#### TASK PROMPT:
Copy each line below in which the word "некоторых" occurs.

#### RECORDS PROVIDED:

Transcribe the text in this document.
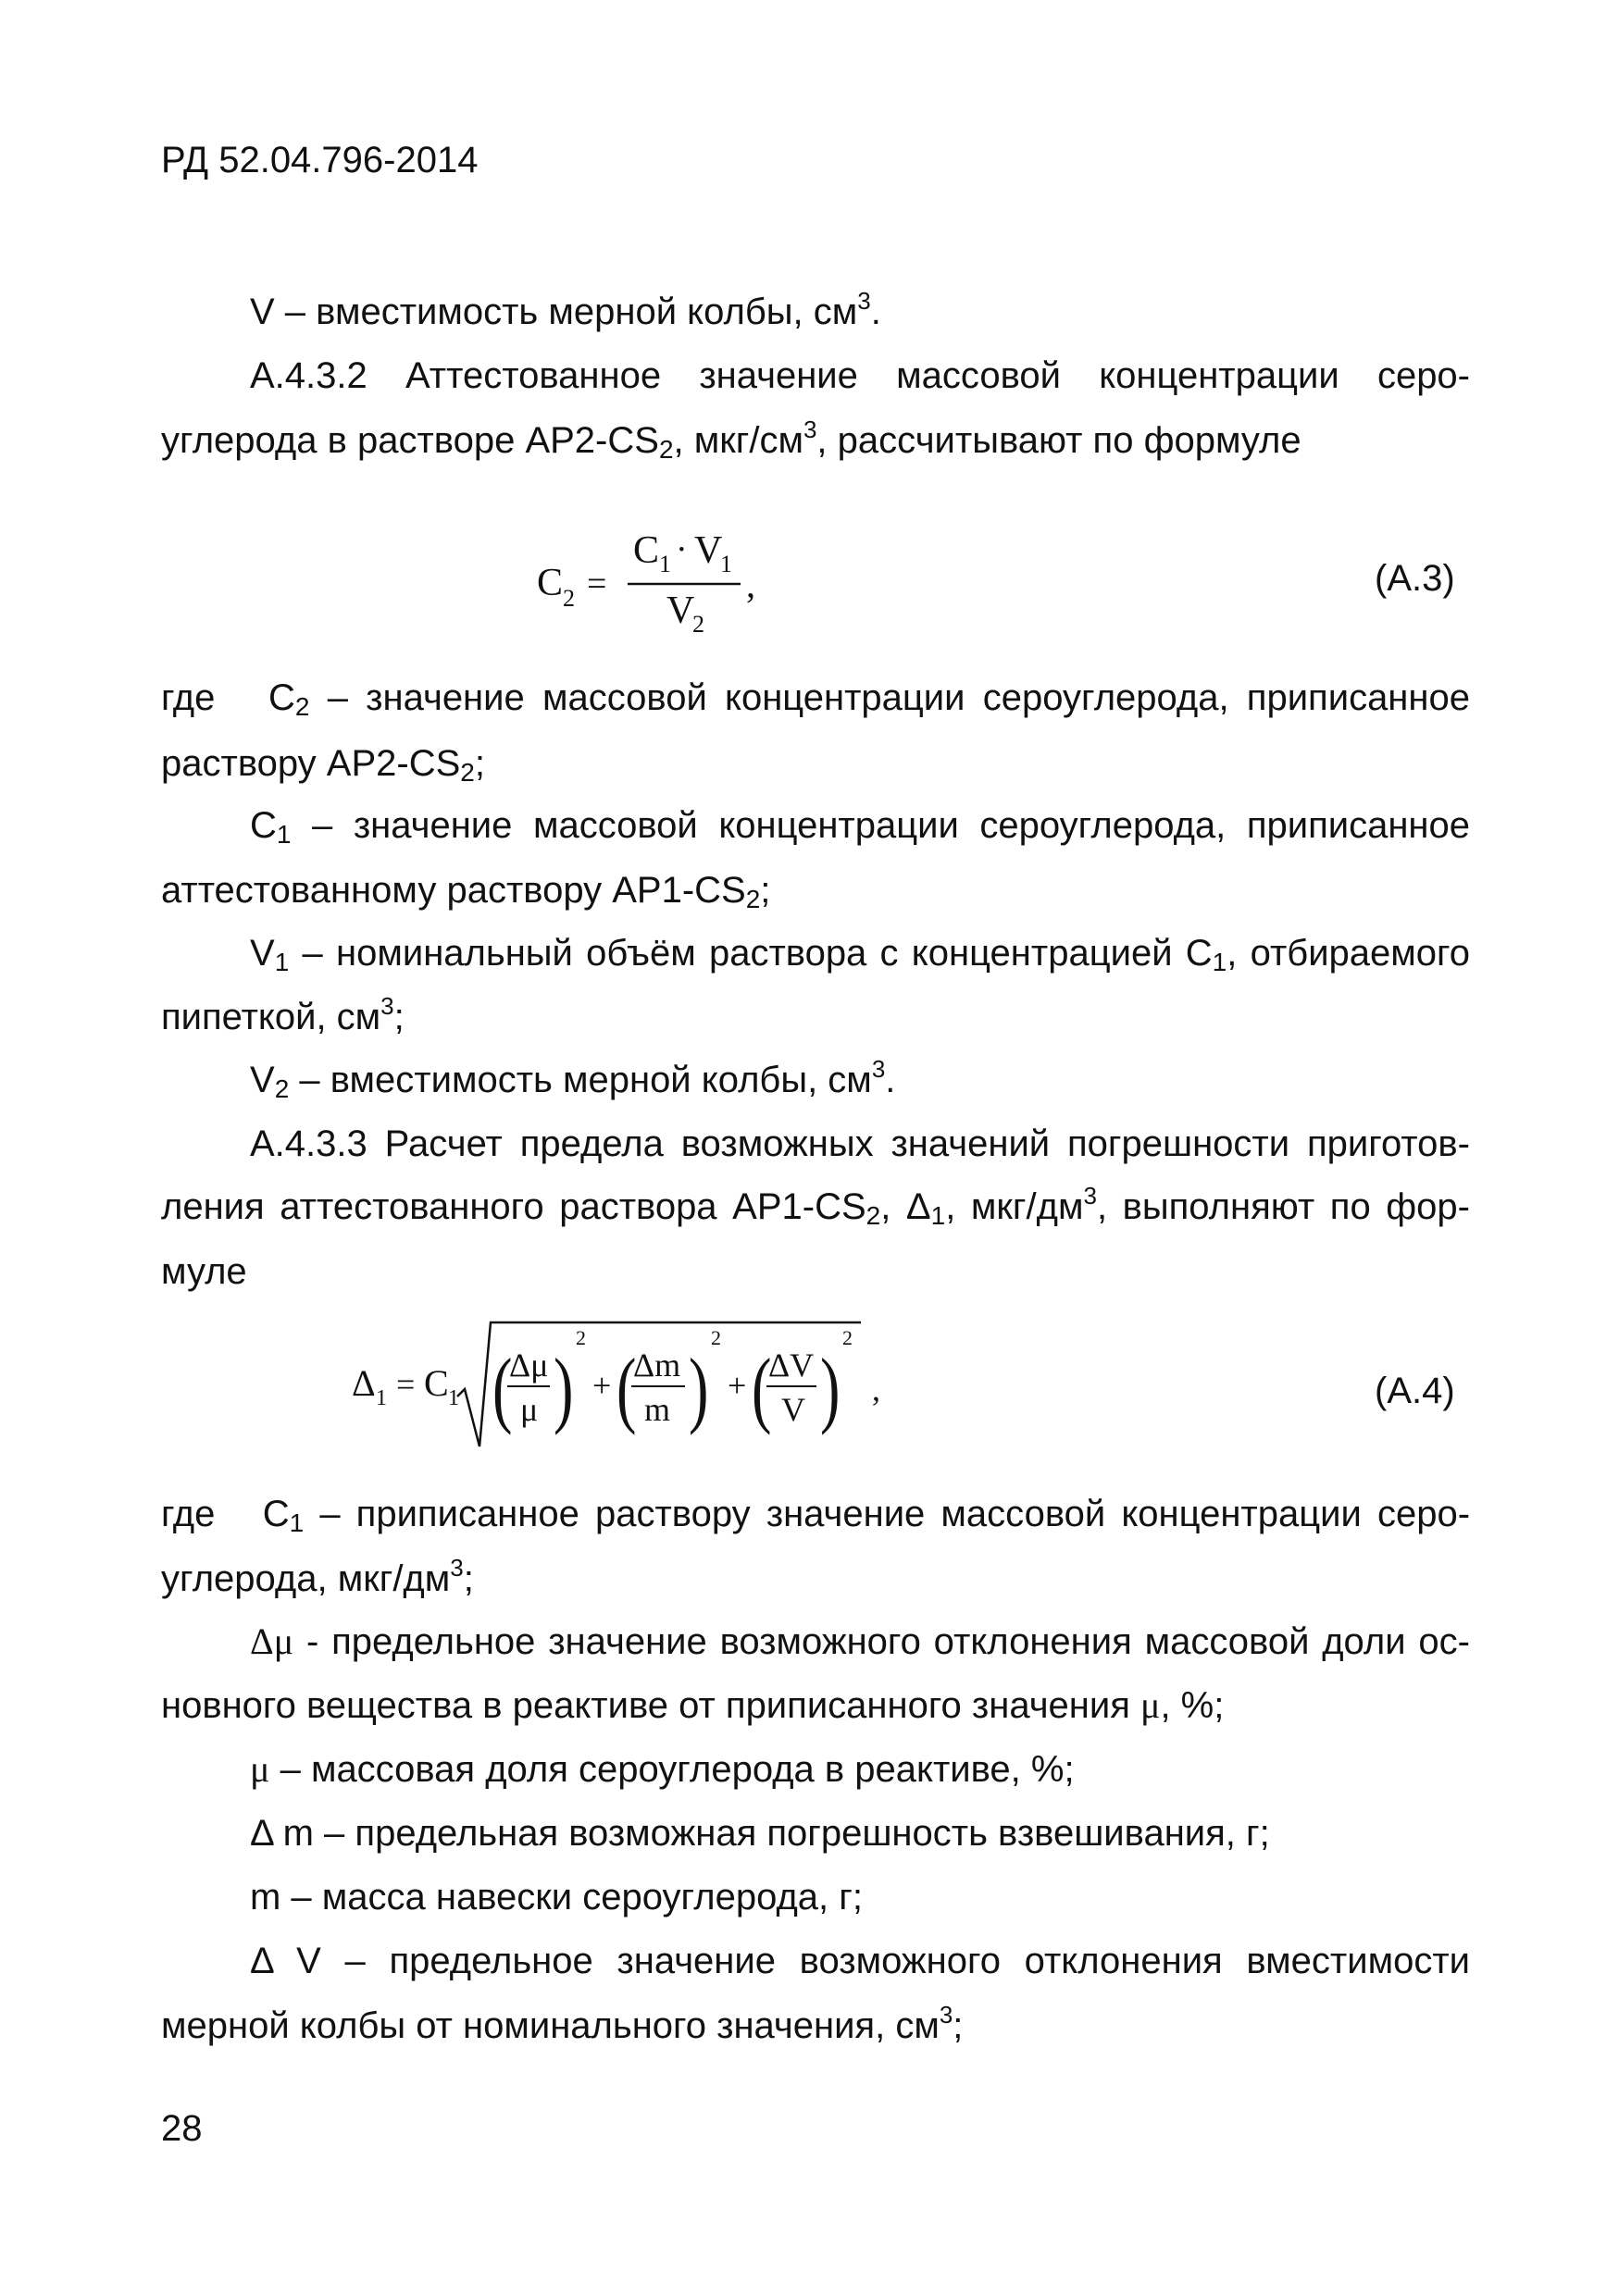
РД 52.04.796-2014

V – вместимость мерной колбы, $см^3$.

А.4.3.2 Аттестованное значение массовой концентрации серо-

углерода в растворе $АР2-CS_2$, мкг/$см^3$, рассчитывают по формуле

C 2 =
C 1 · V
1
V
2
,	(А.3)

где $C_2$ – значение массовой концентрации сероуглерода, приписанное

раствору $АР2-CS_2$;

$C_1$ – значение массовой концентрации сероуглерода, приписанное

аттестованному раствору $АР1-CS_2$;

$V_1$ – номинальный объём раствора с концентрацией $C_1$, отбираемого

пипеткой, $см^3$;

$V_2$ – вместимость мерной колбы, $см^3$.

А.4.3.3 Расчет предела возможных значений погрешности приготов-

ления аттестованного раствора $АР1-CS_2$, $\Delta_1$, мкг/$дм^3$, выполняют по фор-

муле

Δ 1 = C 1 (
Δμ
μ )
2
+ (
Δm
m )
2
+ (
ΔV
V )
2
,	(А.4)

где $C_1$ – приписанное раствору значение массовой концентрации серо-

углерода, мкг/$дм^3$;

Δμ - предельное значение возможного отклонения массовой доли ос-

новного вещества в реактиве от приписанного значения μ, %;

μ – массовая доля сероуглерода в реактиве, %;

Δ m – предельная возможная погрешность взвешивания, г;

m – масса навески сероуглерода, г;

Δ V – предельное значение возможного отклонения вместимости

мерной колбы от номинального значения, $см^3$;

28
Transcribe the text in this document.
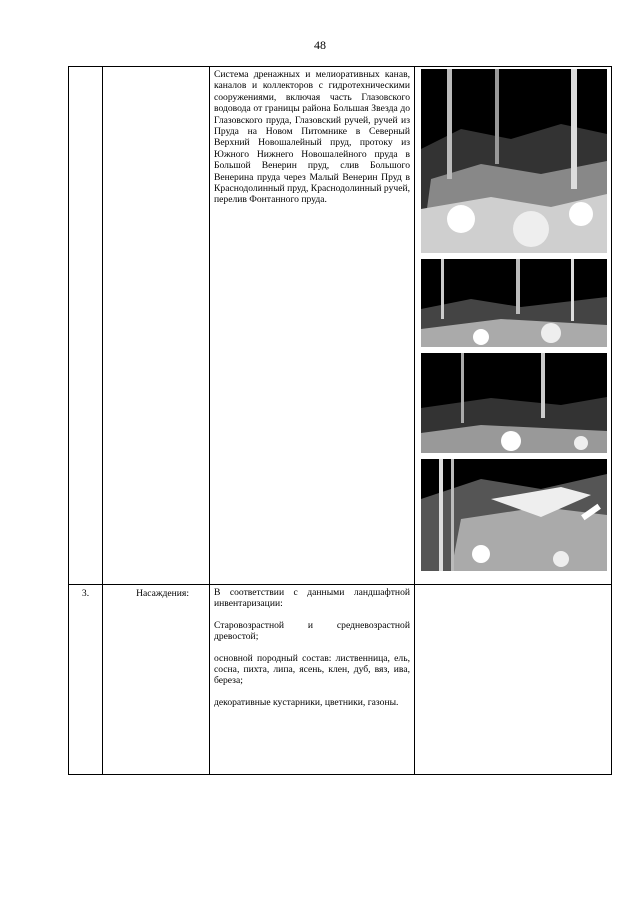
48

		Система дренажных и мелиоративных канав, каналов и коллекторов с гидротехническими сооружениями, включая часть Глазовского водовода от границы района Большая Звезда до Глазовского пруда, Глазовский ручей, ручей из Пруда на Новом Питомнике в Северный Верхний Новошалейный пруд, протоку из Южного Нижнего Новошалейного пруда в Большой Венерин пруд, слив Большого Венерина пруда через Малый Венерин Пруд в Краснодолинный пруд, Краснодолинный ручей, перелив Фонтанного пруда.

3.	Насаждения:	В соответствии с данными ландшафтной инвентаризации:

Старовозрастной и средневозрастной древостой;

основной породный состав: лиственница, ель, сосна, пихта, липа, ясень, клен, дуб, вяз, ива, береза;

декоративные кустарники, цветники, газоны.	
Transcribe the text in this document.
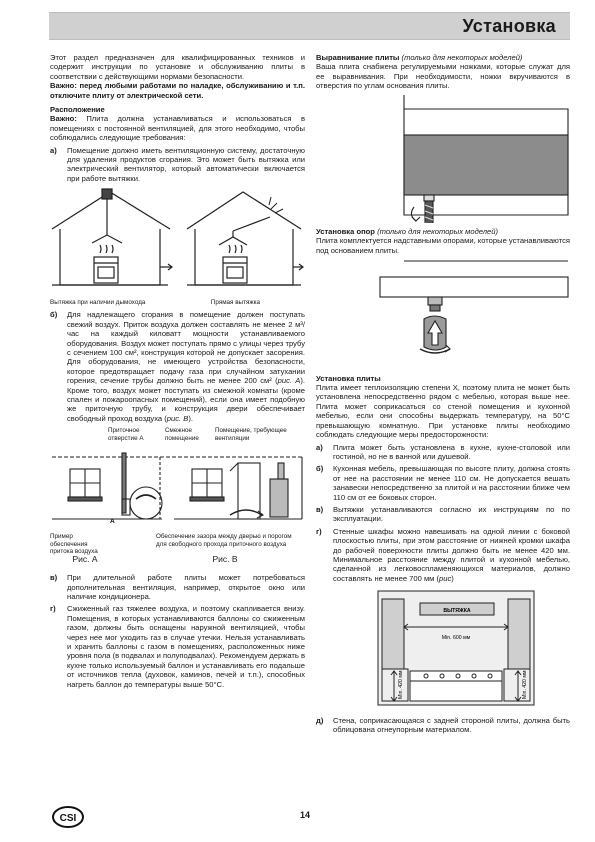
Установка

Этот раздел предназначен для квалифицированных техников и содержит инструкции по установке и обслуживанию плиты в соответствии с действующими нормами безопасности.

Важно: перед любыми работами по наладке, обслуживанию и т.п. отключите плиту от электрической сети.

Расположение

Важно: Плита должна устанавливаться и использоваться в помещениях с постоянной вентиляцией, для этого необходимо, чтобы соблюдались следующие требования:

а)	Помещение должно иметь вентиляционную систему, достаточную для удаления продуктов сгорания. Это может быть вытяжка или электрический вентилятор, который автоматически включается при работе вытяжки.
Вытяжка при наличии дымохода	Прямая вытяжка
б)	Для надлежащего сгорания в помещение должен поступать свежий воздух. Приток воздуха должен составлять не менее 2 м³/час на каждый киловатт мощности устанавливаемого оборудования. Воздух может поступать прямо с улицы через трубу с сечением 100 см², конструкция которой не допускает засорения. Для оборудования, не имеющего устройства безопасности, которое предотвращает подачу газа при случайном затухании горения, сечение трубы должно быть не менее 200 см² (рис. A). Кроме того, воздух может поступать из смежной комнаты (кроме спален и пожароопасных помещений), если она имеет подобную же приточную трубу, и конструкция двери обеспечивает свободный проход воздуха (рис. B).
Приточное отверстие А
Смежное помещение
Помещение, требующее вентиляции
A
Пример обеспечения притока воздуха
Обеспечение зазора между дверью и порогом для свободного прохода приточного воздуха
Рис. A	Рис. B
в)	При длительной работе плиты может потребоваться дополнительная вентиляция, например, открытое окно или наличие кондиционера.
г)	Сжиженный газ тяжелее воздуха, и поэтому скапливается внизу. Помещения, в которых устанавливаются баллоны со сжиженным газом, должны быть оснащены наружной вентиляцией, чтобы через нее мог уходить газ в случае утечки. Нельзя устанавливать и хранить баллоны с газом в помещениях, расположенных ниже уровня пола (в подвалах и полуподвалах). Рекомендуем держать в кухне только используемый баллон и устанавливать его подальше от источников тепла (духовок, каминов, печей и т.п.), способных нагреть баллон до температуры выше 50°С.

Выравнивание плиты (только для некоторых моделей)

Ваша плита снабжена регулируемыми ножками, которые служат для ее выравнивания. При необходимости, ножки вкручиваются в отверстия по углам основания плиты.

Установка опор (только для некоторых моделей)

Плита комплектуется надставными опорами, которые устанавливаются под основанием плиты.

Установка плиты

Плита имеет теплоизоляцию степени X, поэтому плита не может быть установлена непосредственно рядом с мебелью, которая выше нее. Плита может соприкасаться со стеной помещения и кухонной мебелью, если они способны выдержать температуру, на 50°C превышающую комнатную. При установке плиты необходимо соблюдать следующие меры предосторожности:

а)	Плита может быть установлена в кухне, кухне-столовой или гостиной, но не в ванной или душевой.
б)	Кухонная мебель, превышающая по высоте плиту, должна стоять от нее на расстоянии не менее 110 см. Не допускается вешать занавески непосредственно за плитой и на расстоянии ближе чем 110 см от ее боковых сторон.
в)	Вытяжки устанавливаются согласно их инструкциям по по эксплуатации.
г)	Стенные шкафы можно навешивать на одной линии с боковой плоскостью плиты, при этом расстояние от нижней кромки шкафа до рабочей поверхности плиты должно быть не менее 420 мм. Минимальное расстояние между плитой и кухонной мебелью, сделанной из легковоспламеняющихся материалов, должно составлять не менее 700 мм (рис)
ВЫТЯЖКА
Min. 600 мм
Min. 420 мм	Min. 420 мм
д)	Стена, соприкасающаяся с задней стороной плиты, должна быть облицована огнеупорным материалом.
CSI	14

#### THE REPLY:
Выравнивание плиты (только для некоторых моделей)
Установка опор (только для некоторых моделей)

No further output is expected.